Given request ▸ Each line of the listing that contains the word "travel" is to be copied.

Data rows ▸

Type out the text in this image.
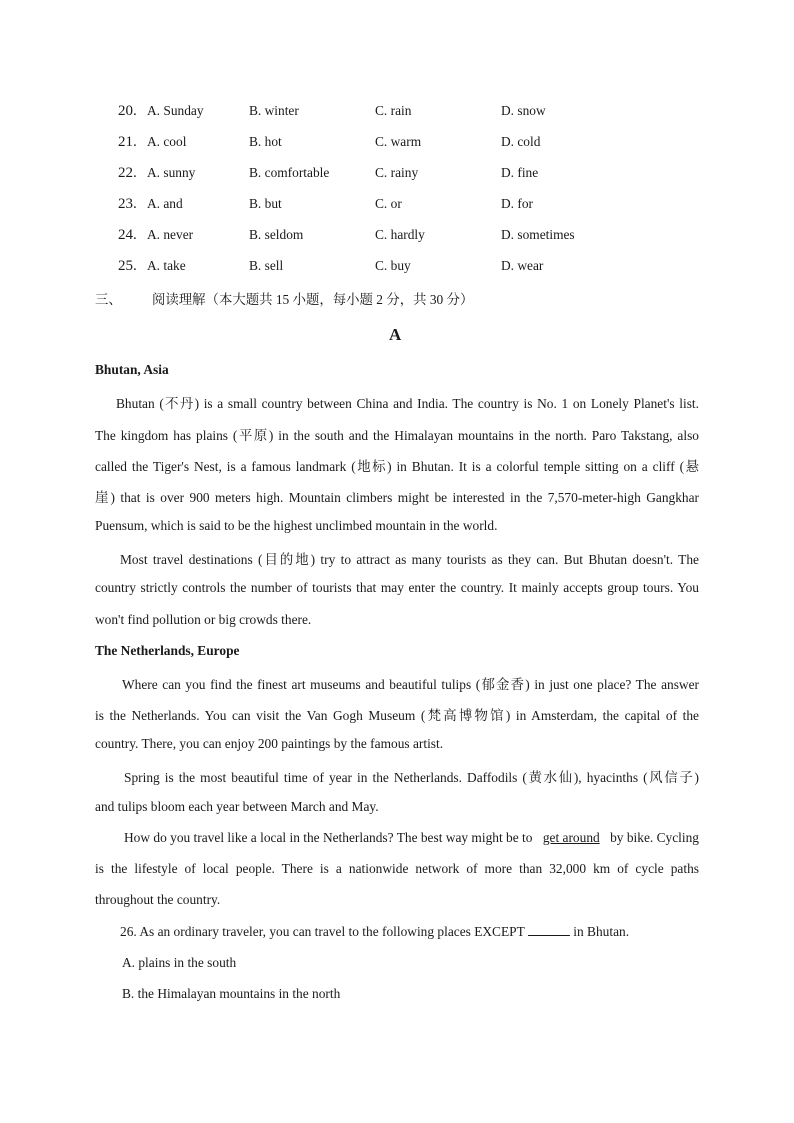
20. A. Sunday	B. winter	C. rain	D. snow
21. A. cool	B. hot	C. warm	D. cold
22. A. sunny	B. comfortable	C. rainy	D. fine
23. A. and	B. but	C. or	D. for
24. A. never	B. seldom	C. hardly	D. sometimes
25. A. take	B. sell	C. buy	D. wear
三、 阅读理解（本大题共 15 小题，每小题 2 分，共 30 分）
A
Bhutan, Asia
Bhutan (不丹) is a small country between China and India. The country is No. 1 on Lonely Planet's list.
The kingdom has plains (平原) in the south and the Himalayan mountains in the north. Paro Takstang, also
called the Tiger's Nest, is a famous landmark (地标) in Bhutan. It is a colorful temple sitting on a cliff (悬
崖) that is over 900 meters high. Mountain climbers might be interested in the 7,570-meter-high Gangkhar
Puensum, which is said to be the highest unclimbed mountain in the world.
Most travel destinations (目的地) try to attract as many tourists as they can. But Bhutan doesn't. The
country strictly controls the number of tourists that may enter the country. It mainly accepts group tours. You
won't find pollution or big crowds there.
The Netherlands, Europe
Where can you find the finest art museums and beautiful tulips (郁金香) in just one place? The answer
is the Netherlands. You can visit the Van Gogh Museum (梵高博物馆) in Amsterdam, the capital of the
country. There, you can enjoy 200 paintings by the famous artist.
Spring is the most beautiful time of year in the Netherlands. Daffodils (黄水仙), hyacinths (风信子)
and tulips bloom each year between March and May.
How do you travel like a local in the Netherlands? The best way might be to get around by bike. Cycling
is the lifestyle of local people. There is a nationwide network of more than 32,000 km of cycle paths
throughout the country.
26. As an ordinary traveler, you can travel to the following places EXCEPT	in Bhutan.
A. plains in the south
B. the Himalayan mountains in the north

Written solution ▸
Most travel destinations (目的地) try to attract as many tourists as they can. But Bhutan doesn't. The
How do you travel like a local in the Netherlands? The best way might be to get around by bike. Cycling
26. As an ordinary traveler, you can travel to the following places EXCEPT	in Bhutan.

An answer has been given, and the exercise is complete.